Identify all lines below that hold "서류평가" and collect them.
-=-=-=-=-
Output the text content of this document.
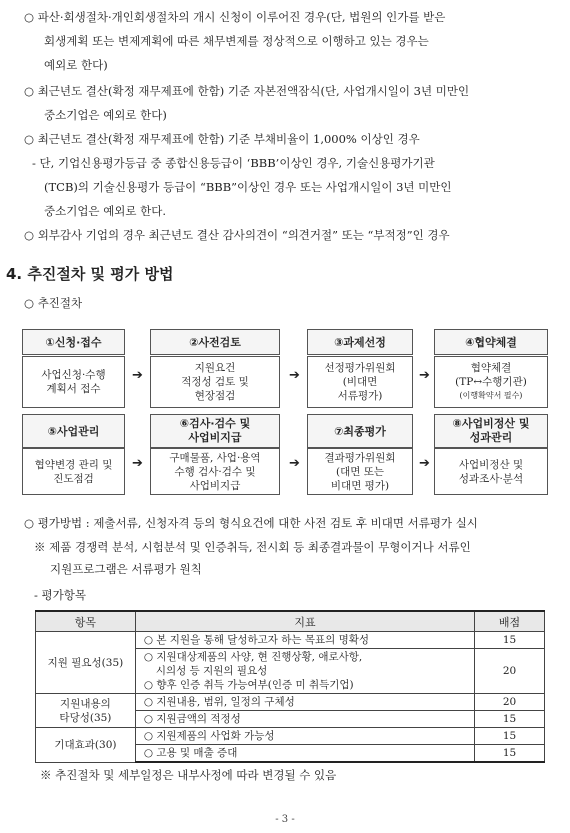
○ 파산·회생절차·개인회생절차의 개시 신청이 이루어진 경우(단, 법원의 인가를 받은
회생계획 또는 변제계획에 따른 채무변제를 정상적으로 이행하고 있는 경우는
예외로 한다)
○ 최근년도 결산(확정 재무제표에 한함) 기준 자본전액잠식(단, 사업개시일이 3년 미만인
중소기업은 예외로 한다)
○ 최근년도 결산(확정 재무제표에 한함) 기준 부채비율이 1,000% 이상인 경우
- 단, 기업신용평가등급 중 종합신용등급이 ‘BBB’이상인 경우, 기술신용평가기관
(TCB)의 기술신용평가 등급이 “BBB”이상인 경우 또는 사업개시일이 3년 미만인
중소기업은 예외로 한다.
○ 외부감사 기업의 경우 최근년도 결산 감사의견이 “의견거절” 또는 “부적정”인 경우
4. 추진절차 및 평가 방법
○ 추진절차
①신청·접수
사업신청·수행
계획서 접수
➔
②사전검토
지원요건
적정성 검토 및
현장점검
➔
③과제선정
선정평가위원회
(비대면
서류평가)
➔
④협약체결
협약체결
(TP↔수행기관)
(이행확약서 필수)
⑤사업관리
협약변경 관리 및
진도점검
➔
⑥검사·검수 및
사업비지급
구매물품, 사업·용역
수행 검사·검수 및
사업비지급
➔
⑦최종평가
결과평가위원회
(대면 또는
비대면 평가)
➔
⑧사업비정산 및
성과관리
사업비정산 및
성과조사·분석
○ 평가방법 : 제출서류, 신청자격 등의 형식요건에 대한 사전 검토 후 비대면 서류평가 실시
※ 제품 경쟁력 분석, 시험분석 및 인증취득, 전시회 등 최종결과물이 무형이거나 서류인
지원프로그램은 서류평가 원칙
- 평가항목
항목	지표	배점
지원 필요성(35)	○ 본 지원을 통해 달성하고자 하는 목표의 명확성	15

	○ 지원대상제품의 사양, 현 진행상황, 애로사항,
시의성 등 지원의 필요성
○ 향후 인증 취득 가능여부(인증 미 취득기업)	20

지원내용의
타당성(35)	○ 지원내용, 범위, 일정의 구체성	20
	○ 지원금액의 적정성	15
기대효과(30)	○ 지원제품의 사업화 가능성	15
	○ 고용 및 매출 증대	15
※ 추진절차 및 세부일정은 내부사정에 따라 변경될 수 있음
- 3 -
-=-=-=-=-
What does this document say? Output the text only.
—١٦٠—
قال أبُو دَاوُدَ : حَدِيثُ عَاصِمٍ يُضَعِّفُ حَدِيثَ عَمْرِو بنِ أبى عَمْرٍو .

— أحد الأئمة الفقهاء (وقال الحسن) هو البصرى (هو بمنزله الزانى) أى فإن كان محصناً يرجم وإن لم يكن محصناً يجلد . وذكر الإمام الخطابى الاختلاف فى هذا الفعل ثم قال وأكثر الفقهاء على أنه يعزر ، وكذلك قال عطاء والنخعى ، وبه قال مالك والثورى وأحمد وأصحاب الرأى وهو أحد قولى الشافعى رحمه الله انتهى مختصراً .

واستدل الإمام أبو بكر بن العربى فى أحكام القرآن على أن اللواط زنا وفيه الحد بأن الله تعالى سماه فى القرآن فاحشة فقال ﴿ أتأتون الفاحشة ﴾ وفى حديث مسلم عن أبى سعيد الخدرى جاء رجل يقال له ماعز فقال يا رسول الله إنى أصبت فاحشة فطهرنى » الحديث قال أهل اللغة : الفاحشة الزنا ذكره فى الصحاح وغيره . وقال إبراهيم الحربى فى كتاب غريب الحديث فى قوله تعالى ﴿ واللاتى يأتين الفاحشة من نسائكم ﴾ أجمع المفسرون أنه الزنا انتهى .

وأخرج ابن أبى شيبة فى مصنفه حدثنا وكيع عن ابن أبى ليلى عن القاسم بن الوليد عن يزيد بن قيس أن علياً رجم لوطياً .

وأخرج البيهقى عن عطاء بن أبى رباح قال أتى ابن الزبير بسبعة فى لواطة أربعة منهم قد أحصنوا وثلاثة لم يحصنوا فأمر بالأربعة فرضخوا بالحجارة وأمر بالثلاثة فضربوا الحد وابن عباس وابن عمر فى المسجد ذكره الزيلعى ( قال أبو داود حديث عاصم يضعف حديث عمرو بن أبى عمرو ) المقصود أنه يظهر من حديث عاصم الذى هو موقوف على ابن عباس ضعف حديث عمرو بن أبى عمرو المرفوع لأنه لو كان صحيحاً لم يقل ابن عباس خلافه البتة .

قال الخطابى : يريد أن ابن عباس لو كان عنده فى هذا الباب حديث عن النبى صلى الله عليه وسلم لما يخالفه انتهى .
-=-=-=-=-
**Completed exercise:**
서류평가)
○ 평가방법 : 제출서류, 신청자격 등의 형식요건에 대한 사전 검토 후 비대면 서류평가 실시
지원프로그램은 서류평가 원칙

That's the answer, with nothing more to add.